» Problem to work on: Tally every line featuring "JSON", then give that tally alone.

[Start Data lines]

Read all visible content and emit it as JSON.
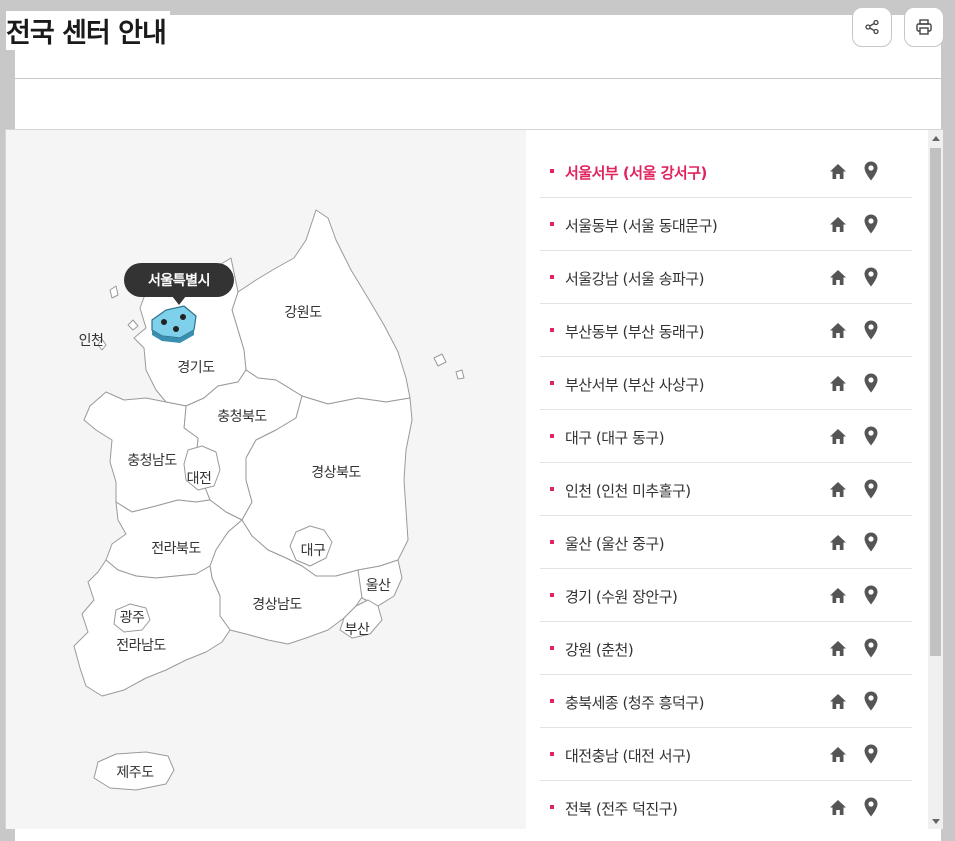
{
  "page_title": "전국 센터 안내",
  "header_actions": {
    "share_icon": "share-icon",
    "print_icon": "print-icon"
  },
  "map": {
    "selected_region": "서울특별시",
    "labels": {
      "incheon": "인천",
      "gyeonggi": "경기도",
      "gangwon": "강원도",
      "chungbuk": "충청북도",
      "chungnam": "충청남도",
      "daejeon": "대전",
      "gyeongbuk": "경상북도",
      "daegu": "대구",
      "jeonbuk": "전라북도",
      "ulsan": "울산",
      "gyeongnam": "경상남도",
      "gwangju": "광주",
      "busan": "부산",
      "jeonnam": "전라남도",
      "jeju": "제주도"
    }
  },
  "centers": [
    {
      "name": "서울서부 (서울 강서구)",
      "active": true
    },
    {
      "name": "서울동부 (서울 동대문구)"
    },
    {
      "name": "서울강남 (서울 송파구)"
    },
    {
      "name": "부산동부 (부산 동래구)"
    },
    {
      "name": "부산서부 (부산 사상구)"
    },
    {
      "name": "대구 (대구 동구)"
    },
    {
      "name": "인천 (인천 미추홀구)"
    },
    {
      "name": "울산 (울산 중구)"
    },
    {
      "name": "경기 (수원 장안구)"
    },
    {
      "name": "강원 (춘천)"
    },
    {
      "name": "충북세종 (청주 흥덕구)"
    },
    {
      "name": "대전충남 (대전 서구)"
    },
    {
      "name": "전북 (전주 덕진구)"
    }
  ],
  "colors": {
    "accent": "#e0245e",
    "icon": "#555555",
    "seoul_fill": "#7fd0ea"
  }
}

[End Data lines]
[Start Data lines]

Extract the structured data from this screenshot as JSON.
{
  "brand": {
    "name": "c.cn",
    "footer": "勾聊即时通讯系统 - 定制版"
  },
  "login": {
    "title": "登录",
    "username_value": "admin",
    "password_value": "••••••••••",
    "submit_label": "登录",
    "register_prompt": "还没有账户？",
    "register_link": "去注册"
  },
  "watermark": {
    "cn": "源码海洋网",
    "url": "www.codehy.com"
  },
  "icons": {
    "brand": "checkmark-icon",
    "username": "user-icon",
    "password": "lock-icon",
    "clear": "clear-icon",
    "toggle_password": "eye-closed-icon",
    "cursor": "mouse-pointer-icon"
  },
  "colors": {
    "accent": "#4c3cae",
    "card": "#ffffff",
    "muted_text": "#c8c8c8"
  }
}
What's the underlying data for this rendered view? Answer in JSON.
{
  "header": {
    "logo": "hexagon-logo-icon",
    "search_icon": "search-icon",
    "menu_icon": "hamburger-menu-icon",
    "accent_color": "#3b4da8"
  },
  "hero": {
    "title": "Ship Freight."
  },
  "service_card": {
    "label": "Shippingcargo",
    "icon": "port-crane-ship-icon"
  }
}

[End Data lines]
[Start Data lines]

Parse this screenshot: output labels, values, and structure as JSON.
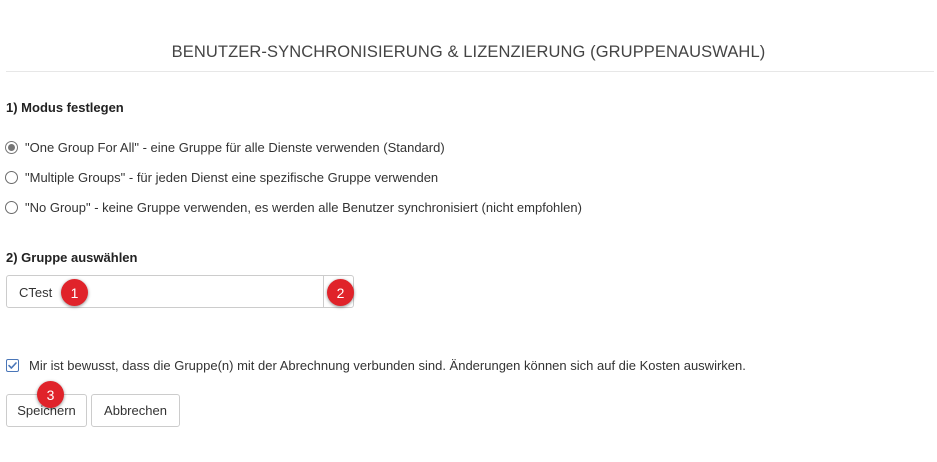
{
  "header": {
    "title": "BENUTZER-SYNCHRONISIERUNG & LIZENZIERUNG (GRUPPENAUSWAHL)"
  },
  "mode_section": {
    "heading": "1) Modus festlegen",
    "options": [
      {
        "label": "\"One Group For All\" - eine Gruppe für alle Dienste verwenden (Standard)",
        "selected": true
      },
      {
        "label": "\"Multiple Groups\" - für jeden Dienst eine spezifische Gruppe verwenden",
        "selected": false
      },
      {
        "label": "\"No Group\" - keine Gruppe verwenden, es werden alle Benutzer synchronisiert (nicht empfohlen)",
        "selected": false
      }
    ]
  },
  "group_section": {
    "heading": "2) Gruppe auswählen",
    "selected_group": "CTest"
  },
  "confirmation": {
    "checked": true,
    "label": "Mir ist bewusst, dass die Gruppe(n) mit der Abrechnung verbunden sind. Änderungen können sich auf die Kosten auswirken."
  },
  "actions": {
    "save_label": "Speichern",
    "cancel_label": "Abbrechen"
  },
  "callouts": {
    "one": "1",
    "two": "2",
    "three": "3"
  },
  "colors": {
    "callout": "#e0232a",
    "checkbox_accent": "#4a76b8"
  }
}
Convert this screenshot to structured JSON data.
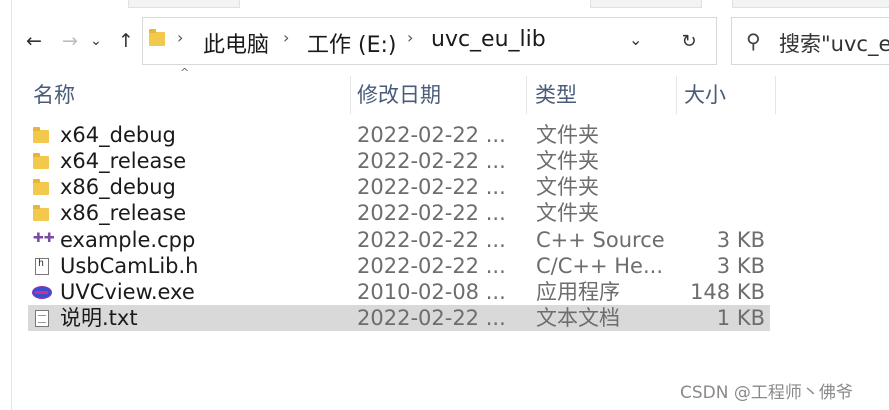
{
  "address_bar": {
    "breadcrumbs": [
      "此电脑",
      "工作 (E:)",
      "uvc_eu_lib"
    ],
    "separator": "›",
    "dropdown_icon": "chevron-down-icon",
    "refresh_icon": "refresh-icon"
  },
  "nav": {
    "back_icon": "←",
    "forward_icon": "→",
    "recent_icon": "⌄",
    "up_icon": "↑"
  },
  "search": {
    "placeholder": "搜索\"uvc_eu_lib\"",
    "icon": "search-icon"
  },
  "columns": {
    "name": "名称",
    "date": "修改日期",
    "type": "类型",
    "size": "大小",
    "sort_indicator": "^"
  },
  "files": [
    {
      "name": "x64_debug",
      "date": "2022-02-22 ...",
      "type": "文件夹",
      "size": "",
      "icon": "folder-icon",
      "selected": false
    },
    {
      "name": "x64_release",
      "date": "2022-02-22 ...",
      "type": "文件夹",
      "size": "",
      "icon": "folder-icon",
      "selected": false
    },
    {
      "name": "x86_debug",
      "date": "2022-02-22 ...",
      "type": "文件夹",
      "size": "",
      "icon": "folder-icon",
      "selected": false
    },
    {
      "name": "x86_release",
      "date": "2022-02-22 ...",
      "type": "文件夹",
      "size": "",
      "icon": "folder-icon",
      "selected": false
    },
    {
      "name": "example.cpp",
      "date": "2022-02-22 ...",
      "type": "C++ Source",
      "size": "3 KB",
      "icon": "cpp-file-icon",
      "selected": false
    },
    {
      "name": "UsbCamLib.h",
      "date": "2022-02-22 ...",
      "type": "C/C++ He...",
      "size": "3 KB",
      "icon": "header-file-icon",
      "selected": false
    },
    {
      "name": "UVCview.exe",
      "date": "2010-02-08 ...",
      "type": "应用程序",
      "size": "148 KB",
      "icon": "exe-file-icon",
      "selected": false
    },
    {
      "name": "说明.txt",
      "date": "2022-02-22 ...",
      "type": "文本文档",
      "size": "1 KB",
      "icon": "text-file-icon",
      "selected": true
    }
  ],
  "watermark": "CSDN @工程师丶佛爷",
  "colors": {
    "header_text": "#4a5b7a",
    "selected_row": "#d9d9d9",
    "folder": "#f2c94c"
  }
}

[End Data lines]

» Complete answer: 5